#### Your goal:
Could you copy every line from the material below in which "sunt" appears?

#### Rows:

-*-*-

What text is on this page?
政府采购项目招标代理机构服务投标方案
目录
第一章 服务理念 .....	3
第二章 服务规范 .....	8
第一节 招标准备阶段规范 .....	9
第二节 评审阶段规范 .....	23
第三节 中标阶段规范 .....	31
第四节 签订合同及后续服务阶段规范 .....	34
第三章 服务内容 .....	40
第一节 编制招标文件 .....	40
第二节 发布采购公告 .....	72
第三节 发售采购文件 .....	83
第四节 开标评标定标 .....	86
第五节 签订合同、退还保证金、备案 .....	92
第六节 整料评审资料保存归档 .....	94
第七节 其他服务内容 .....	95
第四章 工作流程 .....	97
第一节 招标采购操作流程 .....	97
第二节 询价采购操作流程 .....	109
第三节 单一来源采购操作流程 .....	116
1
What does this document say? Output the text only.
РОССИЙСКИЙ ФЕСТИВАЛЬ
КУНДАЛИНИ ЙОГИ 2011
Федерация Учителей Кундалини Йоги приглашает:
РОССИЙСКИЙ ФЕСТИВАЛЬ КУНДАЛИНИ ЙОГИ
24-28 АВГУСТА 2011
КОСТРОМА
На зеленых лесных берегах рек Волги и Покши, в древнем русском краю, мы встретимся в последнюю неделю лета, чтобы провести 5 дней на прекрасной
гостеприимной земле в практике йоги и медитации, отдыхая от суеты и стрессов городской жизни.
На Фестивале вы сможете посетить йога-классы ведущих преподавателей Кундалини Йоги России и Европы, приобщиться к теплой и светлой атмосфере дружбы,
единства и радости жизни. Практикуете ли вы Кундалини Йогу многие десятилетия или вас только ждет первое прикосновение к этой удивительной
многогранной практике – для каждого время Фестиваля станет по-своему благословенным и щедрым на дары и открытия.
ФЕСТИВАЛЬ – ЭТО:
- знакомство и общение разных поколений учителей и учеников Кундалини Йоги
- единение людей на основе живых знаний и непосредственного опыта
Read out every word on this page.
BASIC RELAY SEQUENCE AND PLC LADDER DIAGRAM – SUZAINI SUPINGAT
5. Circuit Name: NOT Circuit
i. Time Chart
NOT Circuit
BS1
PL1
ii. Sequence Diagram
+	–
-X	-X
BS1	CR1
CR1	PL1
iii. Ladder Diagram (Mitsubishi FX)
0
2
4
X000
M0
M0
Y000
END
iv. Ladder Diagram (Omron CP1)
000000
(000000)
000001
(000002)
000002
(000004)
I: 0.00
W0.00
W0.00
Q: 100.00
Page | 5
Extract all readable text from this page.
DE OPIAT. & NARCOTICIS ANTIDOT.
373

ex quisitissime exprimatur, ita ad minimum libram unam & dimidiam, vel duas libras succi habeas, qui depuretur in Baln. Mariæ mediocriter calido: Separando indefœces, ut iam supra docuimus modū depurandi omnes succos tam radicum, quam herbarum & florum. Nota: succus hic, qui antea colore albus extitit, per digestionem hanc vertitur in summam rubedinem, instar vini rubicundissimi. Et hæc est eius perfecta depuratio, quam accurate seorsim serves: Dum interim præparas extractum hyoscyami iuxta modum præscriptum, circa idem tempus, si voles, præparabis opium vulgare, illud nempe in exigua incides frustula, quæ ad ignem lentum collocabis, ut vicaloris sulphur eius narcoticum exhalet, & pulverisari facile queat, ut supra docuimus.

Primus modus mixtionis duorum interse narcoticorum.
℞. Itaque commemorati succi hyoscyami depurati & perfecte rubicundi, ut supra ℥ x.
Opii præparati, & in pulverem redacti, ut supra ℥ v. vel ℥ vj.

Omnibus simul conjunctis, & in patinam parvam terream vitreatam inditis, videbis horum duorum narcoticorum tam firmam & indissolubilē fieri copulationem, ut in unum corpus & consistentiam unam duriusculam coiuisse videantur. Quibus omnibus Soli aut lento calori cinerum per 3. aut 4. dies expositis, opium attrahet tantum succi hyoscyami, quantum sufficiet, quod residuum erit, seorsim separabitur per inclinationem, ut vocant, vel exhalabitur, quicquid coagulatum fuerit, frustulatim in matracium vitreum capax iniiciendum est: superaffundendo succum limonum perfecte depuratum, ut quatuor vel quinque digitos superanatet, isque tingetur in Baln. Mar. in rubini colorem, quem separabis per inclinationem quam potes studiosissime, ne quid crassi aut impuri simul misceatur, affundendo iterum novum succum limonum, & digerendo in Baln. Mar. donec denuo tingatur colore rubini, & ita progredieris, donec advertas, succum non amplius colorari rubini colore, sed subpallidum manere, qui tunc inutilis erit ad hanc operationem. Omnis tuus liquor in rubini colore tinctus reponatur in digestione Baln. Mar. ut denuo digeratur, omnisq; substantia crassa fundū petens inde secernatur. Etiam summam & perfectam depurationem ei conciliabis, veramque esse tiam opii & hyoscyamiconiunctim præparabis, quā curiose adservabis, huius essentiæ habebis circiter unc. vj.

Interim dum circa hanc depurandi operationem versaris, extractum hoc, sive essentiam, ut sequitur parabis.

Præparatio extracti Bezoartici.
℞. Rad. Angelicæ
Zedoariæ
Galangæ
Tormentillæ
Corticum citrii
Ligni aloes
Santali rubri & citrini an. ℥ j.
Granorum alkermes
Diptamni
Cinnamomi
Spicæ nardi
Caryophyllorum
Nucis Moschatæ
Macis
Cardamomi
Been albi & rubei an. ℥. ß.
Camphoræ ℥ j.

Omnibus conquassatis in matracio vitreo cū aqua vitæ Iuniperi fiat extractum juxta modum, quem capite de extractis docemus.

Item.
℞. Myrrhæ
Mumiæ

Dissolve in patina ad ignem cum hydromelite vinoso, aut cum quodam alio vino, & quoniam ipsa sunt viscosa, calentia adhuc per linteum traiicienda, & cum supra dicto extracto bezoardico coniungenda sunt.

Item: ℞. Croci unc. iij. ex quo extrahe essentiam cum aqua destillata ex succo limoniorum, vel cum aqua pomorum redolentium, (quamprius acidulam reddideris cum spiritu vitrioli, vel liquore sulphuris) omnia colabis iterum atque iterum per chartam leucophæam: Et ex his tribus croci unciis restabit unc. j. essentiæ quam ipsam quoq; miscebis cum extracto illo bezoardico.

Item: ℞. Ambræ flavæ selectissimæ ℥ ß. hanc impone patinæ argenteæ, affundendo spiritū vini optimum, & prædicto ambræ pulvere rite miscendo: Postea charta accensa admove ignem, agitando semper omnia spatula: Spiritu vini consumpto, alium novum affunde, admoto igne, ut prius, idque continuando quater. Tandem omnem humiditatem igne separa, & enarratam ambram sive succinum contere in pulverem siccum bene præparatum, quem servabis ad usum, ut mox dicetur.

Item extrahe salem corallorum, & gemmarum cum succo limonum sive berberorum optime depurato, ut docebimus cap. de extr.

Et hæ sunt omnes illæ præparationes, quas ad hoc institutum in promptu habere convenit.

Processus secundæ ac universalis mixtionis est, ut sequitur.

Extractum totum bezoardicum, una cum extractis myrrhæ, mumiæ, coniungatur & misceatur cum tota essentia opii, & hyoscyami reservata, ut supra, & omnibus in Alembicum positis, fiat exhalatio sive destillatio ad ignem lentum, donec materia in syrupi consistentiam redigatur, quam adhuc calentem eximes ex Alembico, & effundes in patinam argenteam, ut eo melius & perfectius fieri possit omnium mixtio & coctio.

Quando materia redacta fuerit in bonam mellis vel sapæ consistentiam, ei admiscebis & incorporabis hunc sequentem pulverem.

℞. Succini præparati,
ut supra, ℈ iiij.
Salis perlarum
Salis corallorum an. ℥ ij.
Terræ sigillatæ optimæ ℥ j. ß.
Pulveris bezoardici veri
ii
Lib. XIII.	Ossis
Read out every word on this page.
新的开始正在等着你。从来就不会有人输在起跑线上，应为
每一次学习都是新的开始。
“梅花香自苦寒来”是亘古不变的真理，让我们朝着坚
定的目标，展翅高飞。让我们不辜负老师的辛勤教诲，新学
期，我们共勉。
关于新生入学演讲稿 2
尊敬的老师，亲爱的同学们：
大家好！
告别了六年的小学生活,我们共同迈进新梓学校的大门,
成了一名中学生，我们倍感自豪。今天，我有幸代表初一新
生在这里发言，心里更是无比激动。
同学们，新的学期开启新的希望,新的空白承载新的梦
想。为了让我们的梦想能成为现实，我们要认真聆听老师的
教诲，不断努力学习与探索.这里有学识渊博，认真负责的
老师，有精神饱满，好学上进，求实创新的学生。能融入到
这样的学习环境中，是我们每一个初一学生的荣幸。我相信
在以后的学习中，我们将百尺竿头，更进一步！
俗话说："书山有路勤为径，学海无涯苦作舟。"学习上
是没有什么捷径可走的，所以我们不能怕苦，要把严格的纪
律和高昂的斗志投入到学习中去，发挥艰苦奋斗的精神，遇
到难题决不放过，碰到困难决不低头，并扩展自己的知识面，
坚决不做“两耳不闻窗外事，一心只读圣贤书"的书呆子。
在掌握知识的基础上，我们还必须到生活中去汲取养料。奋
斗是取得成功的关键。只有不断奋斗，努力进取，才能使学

-*-*-

#### Solved exercise:
Dissolve in patina ad ignem cum hydromelite vinoso, aut cum quodam alio vino, & quoniam ipsa sunt viscosa, calentia adhuc per linteum traiicienda, & cum supra dicto extracto bezoardico coniungenda sunt.
Et hæ sunt omnes illæ præparationes, quas ad hoc institutum in promptu habere convenit.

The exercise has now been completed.